### [WHAT YOU HAVE TO DO]
Your task is to locate every line holding the string "children" and to copy each of them.

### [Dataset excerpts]
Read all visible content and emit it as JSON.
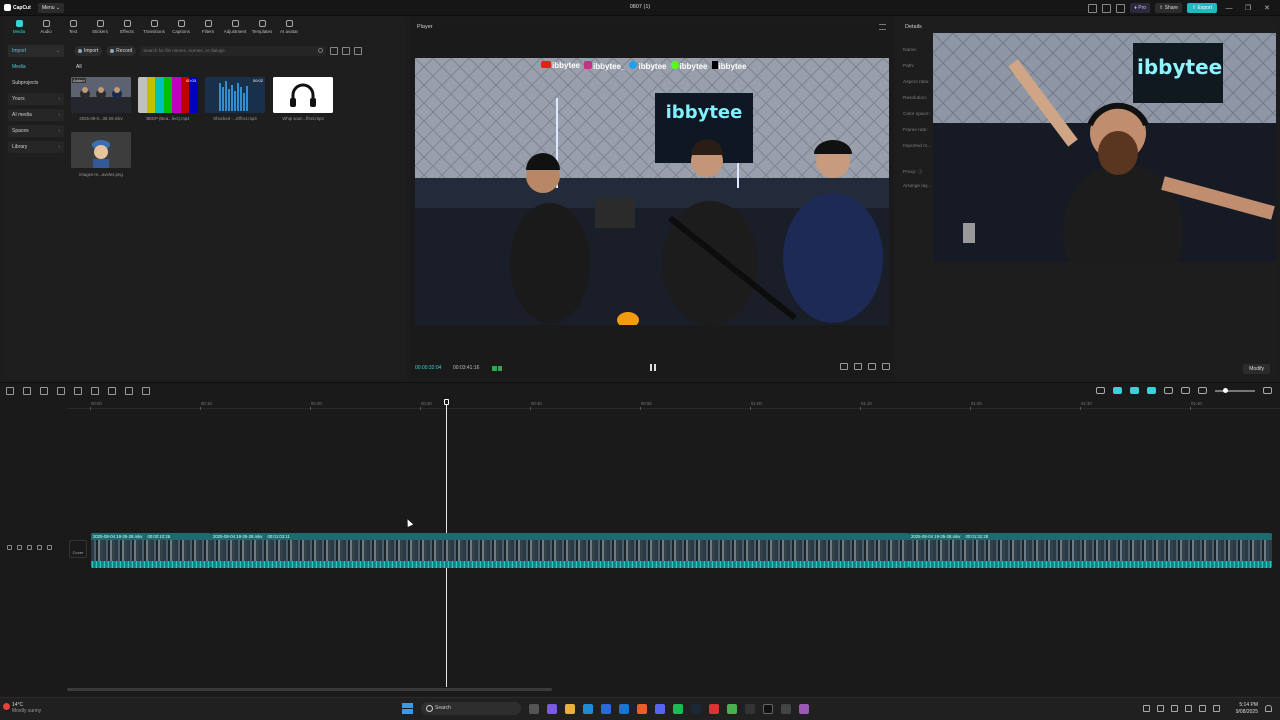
{
  "app": {
    "logo_label": "CapCut",
    "menu_label": "Menu",
    "doc_title": "0807 (1)",
    "pro_label": "Pro",
    "share_label": "Share",
    "export_label": "Export",
    "window_controls": [
      "—",
      "❐",
      "✕"
    ]
  },
  "media_tabs": [
    "Media",
    "Audio",
    "Text",
    "Stickers",
    "Effects",
    "Transitions",
    "Captions",
    "Filters",
    "Adjustment",
    "Templates",
    "AI avatar"
  ],
  "sidebar": [
    {
      "label": "Import",
      "state": "active",
      "chevron": "⌄"
    },
    {
      "label": "Media",
      "state": "sub-active",
      "chevron": ""
    },
    {
      "label": "Subprojects",
      "state": "",
      "chevron": ""
    },
    {
      "label": "Yours",
      "state": "boxed",
      "chevron": "›"
    },
    {
      "label": "AI media",
      "state": "boxed",
      "chevron": "›"
    },
    {
      "label": "Spaces",
      "state": "boxed",
      "chevron": "›"
    },
    {
      "label": "Library",
      "state": "boxed",
      "chevron": "›"
    }
  ],
  "media_toolbar": {
    "import_label": "Import",
    "record_label": "Record",
    "search_placeholder": "Search for file names, scenes, or dialogs"
  },
  "media": {
    "filter_label": "All",
    "items": [
      {
        "caption": "2025-08-0...35-28.mkv",
        "tag": "Added",
        "duration": ""
      },
      {
        "caption": "BEEP (Bea...fect).mp4",
        "tag": "",
        "duration": "00:03"
      },
      {
        "caption": "Shocked -...Effect.mp3",
        "tag": "",
        "duration": "00:02"
      },
      {
        "caption": "Whip soun...ffect.mp3",
        "tag": "",
        "duration": ""
      },
      {
        "caption": "images-re...aveles.png",
        "tag": "",
        "duration": ""
      }
    ]
  },
  "player": {
    "title": "Player",
    "overlay_handles": [
      "ibbytee",
      "ibbytee_",
      "ibbytee",
      "ibbytee",
      "ibbytee"
    ],
    "neon_sign": "ibbytee",
    "current_time": "00:00:32:04",
    "total_time": "00:03:41:16"
  },
  "details": {
    "title": "Details",
    "rows": [
      "Name:",
      "Path:",
      "Aspect ratio:",
      "Resolution:",
      "Color space:",
      "Frame rate:",
      "Imported m...",
      "Proxy: ⓘ",
      "Arrange lay..."
    ],
    "cam_neon_sign": "ibbytee",
    "modify_label": "Modify"
  },
  "timeline": {
    "ruler_ticks": [
      "00:00",
      "00:10",
      "00:20",
      "00:30",
      "00:40",
      "00:50",
      "01:00",
      "01:10",
      "01:20",
      "01:30",
      "01:40"
    ],
    "cover_label": "Cover",
    "clips": [
      {
        "name": "2025-08-04 19-35-28.mkv",
        "duration": "00:00:10:26"
      },
      {
        "name": "2025-08-04 19-35-28.mkv",
        "duration": "00:01:03:11"
      },
      {
        "name": "2025-08-04 19-35-28.mkv",
        "duration": "00:01:31:28"
      }
    ]
  },
  "taskbar": {
    "temp": "14°C",
    "weather": "Mostly sunny",
    "search_label": "Search",
    "time": "5:14 PM",
    "date": "9/08/2025"
  },
  "colors": {
    "accent": "#3bd1d8",
    "export": "#22b8c0",
    "clip": "#1f7a7e"
  }
}
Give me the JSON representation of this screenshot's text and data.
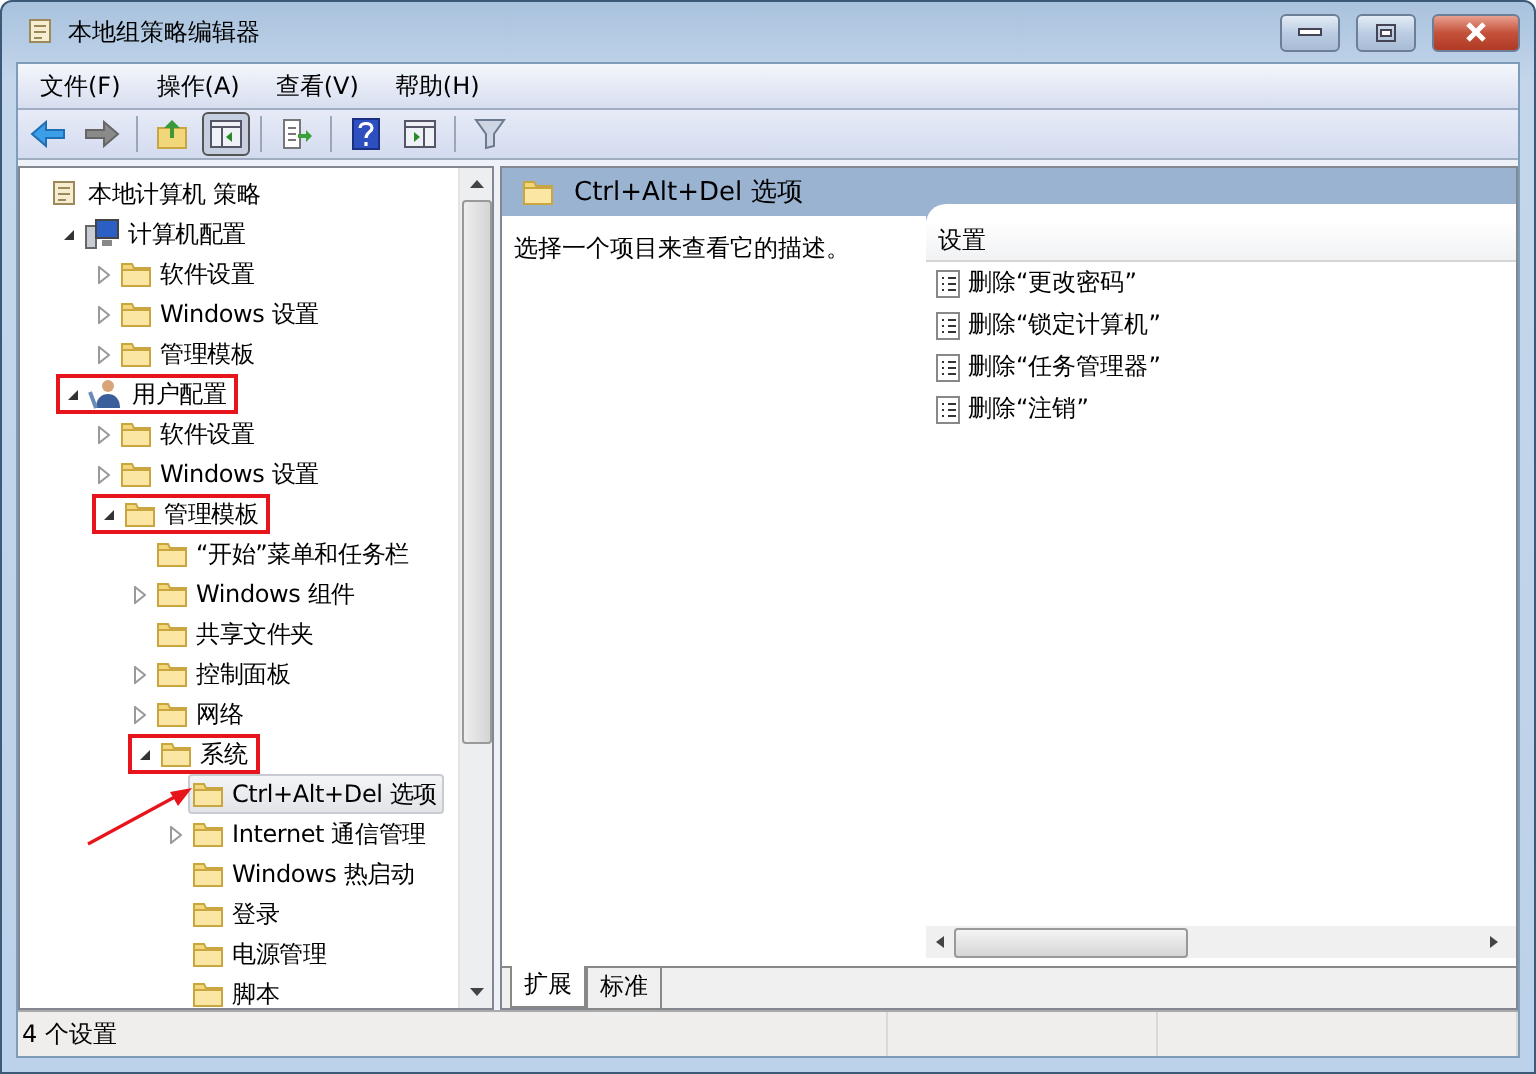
{
  "window": {
    "title": "本地组策略编辑器"
  },
  "menu": [
    "文件(F)",
    "操作(A)",
    "查看(V)",
    "帮助(H)"
  ],
  "toolbar": [
    {
      "kind": "back",
      "pressed": false
    },
    {
      "kind": "forward",
      "pressed": false
    },
    {
      "kind": "separator"
    },
    {
      "kind": "up",
      "pressed": false
    },
    {
      "kind": "tree",
      "pressed": true
    },
    {
      "kind": "separator"
    },
    {
      "kind": "export",
      "pressed": false
    },
    {
      "kind": "separator"
    },
    {
      "kind": "help",
      "pressed": false
    },
    {
      "kind": "pane",
      "pressed": false
    },
    {
      "kind": "separator"
    },
    {
      "kind": "filter",
      "pressed": false
    }
  ],
  "tree": [
    {
      "label": "本地计算机 策略",
      "kind": "policy",
      "expandable": false,
      "highlighted": false,
      "selected": false,
      "children": [
        {
          "label": "计算机配置",
          "kind": "computer",
          "expandable": true,
          "expanded": true,
          "highlighted": false,
          "selected": false,
          "children": [
            {
              "label": "软件设置",
              "kind": "folder",
              "expandable": true,
              "expanded": false,
              "highlighted": false,
              "selected": false
            },
            {
              "label": "Windows 设置",
              "kind": "folder",
              "expandable": true,
              "expanded": false,
              "highlighted": false,
              "selected": false
            },
            {
              "label": "管理模板",
              "kind": "folder",
              "expandable": true,
              "expanded": false,
              "highlighted": false,
              "selected": false
            }
          ]
        },
        {
          "label": "用户配置",
          "kind": "user",
          "expandable": true,
          "expanded": true,
          "highlighted": true,
          "selected": false,
          "children": [
            {
              "label": "软件设置",
              "kind": "folder",
              "expandable": true,
              "expanded": false,
              "highlighted": false,
              "selected": false
            },
            {
              "label": "Windows 设置",
              "kind": "folder",
              "expandable": true,
              "expanded": false,
              "highlighted": false,
              "selected": false
            },
            {
              "label": "管理模板",
              "kind": "folder",
              "expandable": true,
              "expanded": true,
              "highlighted": true,
              "selected": false,
              "children": [
                {
                  "label": "“开始”菜单和任务栏",
                  "kind": "folder",
                  "expandable": false,
                  "highlighted": false,
                  "selected": false
                },
                {
                  "label": "Windows 组件",
                  "kind": "folder",
                  "expandable": true,
                  "expanded": false,
                  "highlighted": false,
                  "selected": false
                },
                {
                  "label": "共享文件夹",
                  "kind": "folder",
                  "expandable": false,
                  "highlighted": false,
                  "selected": false
                },
                {
                  "label": "控制面板",
                  "kind": "folder",
                  "expandable": true,
                  "expanded": false,
                  "highlighted": false,
                  "selected": false
                },
                {
                  "label": "网络",
                  "kind": "folder",
                  "expandable": true,
                  "expanded": false,
                  "highlighted": false,
                  "selected": false
                },
                {
                  "label": "系统",
                  "kind": "folder",
                  "expandable": true,
                  "expanded": true,
                  "highlighted": true,
                  "selected": false,
                  "children": [
                    {
                      "label": "Ctrl+Alt+Del 选项",
                      "kind": "folder",
                      "expandable": false,
                      "highlighted": false,
                      "selected": true
                    },
                    {
                      "label": "Internet 通信管理",
                      "kind": "folder",
                      "expandable": true,
                      "expanded": false,
                      "highlighted": false,
                      "selected": false
                    },
                    {
                      "label": "Windows 热启动",
                      "kind": "folder",
                      "expandable": false,
                      "highlighted": false,
                      "selected": false
                    },
                    {
                      "label": "登录",
                      "kind": "folder",
                      "expandable": false,
                      "highlighted": false,
                      "selected": false
                    },
                    {
                      "label": "电源管理",
                      "kind": "folder",
                      "expandable": false,
                      "highlighted": false,
                      "selected": false
                    },
                    {
                      "label": "脚本",
                      "kind": "folder",
                      "expandable": false,
                      "highlighted": false,
                      "selected": false
                    }
                  ]
                }
              ]
            }
          ]
        }
      ]
    }
  ],
  "details": {
    "title": "Ctrl+Alt+Del 选项",
    "description": "选择一个项目来查看它的描述。",
    "column": "设置",
    "items": [
      "删除“更改密码”",
      "删除“锁定计算机”",
      "删除“任务管理器”",
      "删除“注销”"
    ]
  },
  "tabs": [
    {
      "label": "扩展",
      "selected": true
    },
    {
      "label": "标准",
      "selected": false
    }
  ],
  "status_bar": "4 个设置"
}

### [ANSWER TO THIS PROBLEM]
      "children": [
          "children": [
          "children": [
              "children": [
                  "children": [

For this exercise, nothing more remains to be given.